- _Task description_
Write out every line below that includes the word "color".
— begin —
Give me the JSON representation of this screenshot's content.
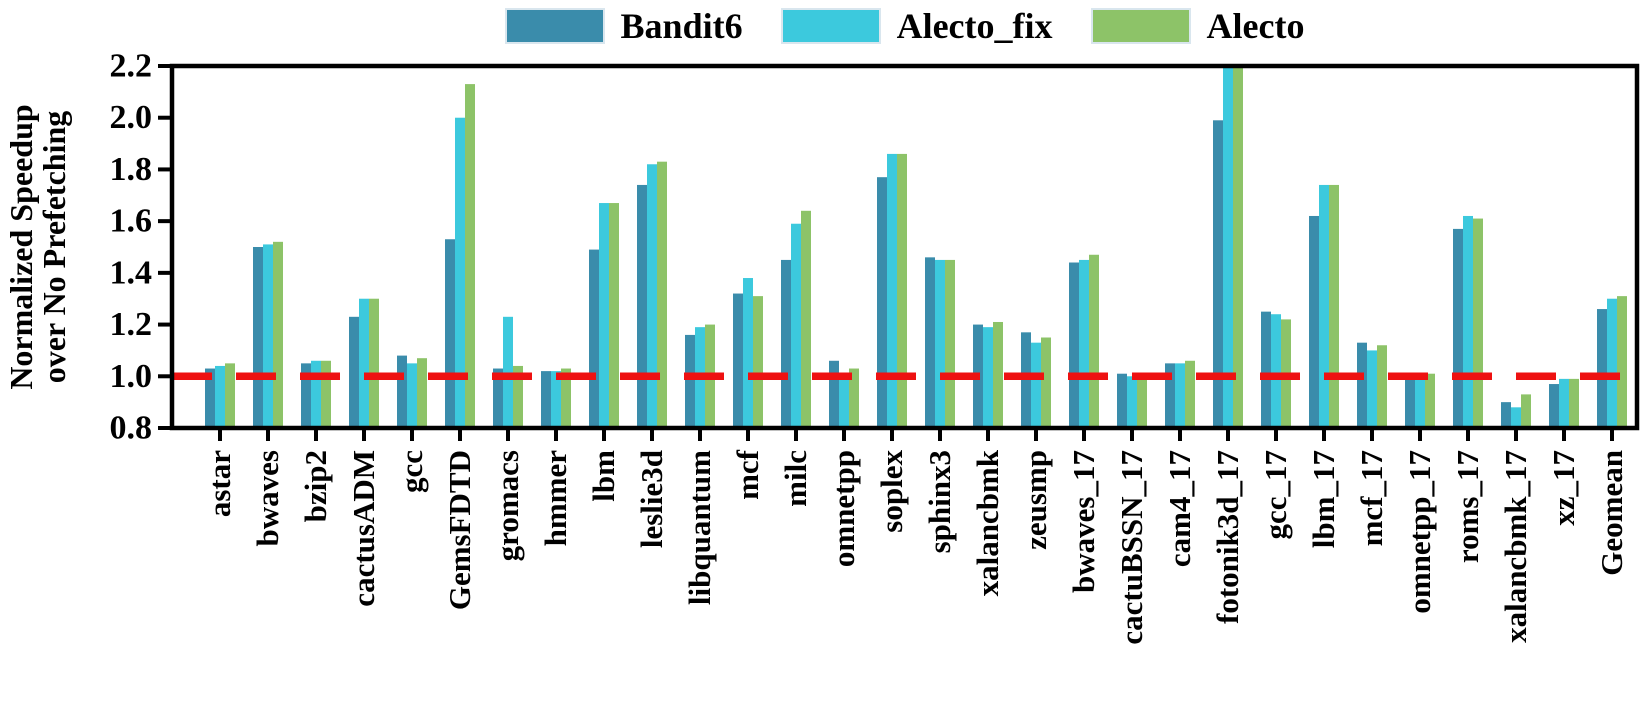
{
  "legend": {
    "items": [
      {
        "label": "Bandit6",
        "color": "#3a8cab"
      },
      {
        "label": "Alecto_fix",
        "color": "#3cc9dd"
      },
      {
        "label": "Alecto",
        "color": "#8dc368"
      }
    ]
  },
  "chart_data": {
    "type": "bar",
    "title": "",
    "ylabel_lines": [
      "Normalized Speedup",
      "over No Prefetching"
    ],
    "xlabel": "",
    "ylim": [
      0.8,
      2.2
    ],
    "yticks": [
      "0.8",
      "1.0",
      "1.2",
      "1.4",
      "1.6",
      "1.8",
      "2.0",
      "2.2"
    ],
    "grid": false,
    "legend_position": "top",
    "reference_line": {
      "y": 1.0,
      "color": "#ee1111",
      "style": "dashed"
    },
    "highlight_category": {
      "name": "Geomean",
      "color": "#fe0000"
    },
    "categories": [
      "astar",
      "bwaves",
      "bzip2",
      "cactusADM",
      "gcc",
      "GemsFDTD",
      "gromacs",
      "hmmer",
      "lbm",
      "leslie3d",
      "libquantum",
      "mcf",
      "milc",
      "omnetpp",
      "soplex",
      "sphinx3",
      "xalancbmk",
      "zeusmp",
      "bwaves_17",
      "cactuBSSN_17",
      "cam4_17",
      "fotonik3d_17",
      "gcc_17",
      "lbm_17",
      "mcf_17",
      "omnetpp_17",
      "roms_17",
      "xalancbmk_17",
      "xz_17",
      "Geomean"
    ],
    "series": [
      {
        "name": "Bandit6",
        "color": "#3a8cab",
        "values": [
          1.03,
          1.5,
          1.05,
          1.23,
          1.08,
          1.53,
          1.03,
          1.02,
          1.49,
          1.74,
          1.16,
          1.32,
          1.45,
          1.06,
          1.77,
          1.46,
          1.2,
          1.17,
          1.44,
          1.01,
          1.05,
          1.99,
          1.25,
          1.62,
          1.13,
          1.01,
          1.57,
          0.9,
          0.97,
          1.26
        ]
      },
      {
        "name": "Alecto_fix",
        "color": "#3cc9dd",
        "values": [
          1.04,
          1.51,
          1.06,
          1.3,
          1.05,
          2.0,
          1.23,
          1.02,
          1.67,
          1.82,
          1.19,
          1.38,
          1.59,
          0.99,
          1.86,
          1.45,
          1.19,
          1.13,
          1.45,
          1.0,
          1.05,
          2.2,
          1.24,
          1.74,
          1.1,
          0.99,
          1.62,
          0.88,
          0.99,
          1.3
        ]
      },
      {
        "name": "Alecto",
        "color": "#8dc368",
        "values": [
          1.05,
          1.52,
          1.06,
          1.3,
          1.07,
          2.13,
          1.04,
          1.03,
          1.67,
          1.83,
          1.2,
          1.31,
          1.64,
          1.03,
          1.86,
          1.45,
          1.21,
          1.15,
          1.47,
          1.0,
          1.06,
          2.2,
          1.22,
          1.74,
          1.12,
          1.01,
          1.61,
          0.93,
          0.99,
          1.31
        ]
      }
    ]
  }
}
— end —
- _Response_
        "color": "#3a8cab"
        "color": "#3cc9dd"
        "color": "#8dc368"
      "color": "#ee1111",
      "color": "#fe0000"
        "color": "#3a8cab",
        "color": "#3cc9dd",
        "color": "#8dc368",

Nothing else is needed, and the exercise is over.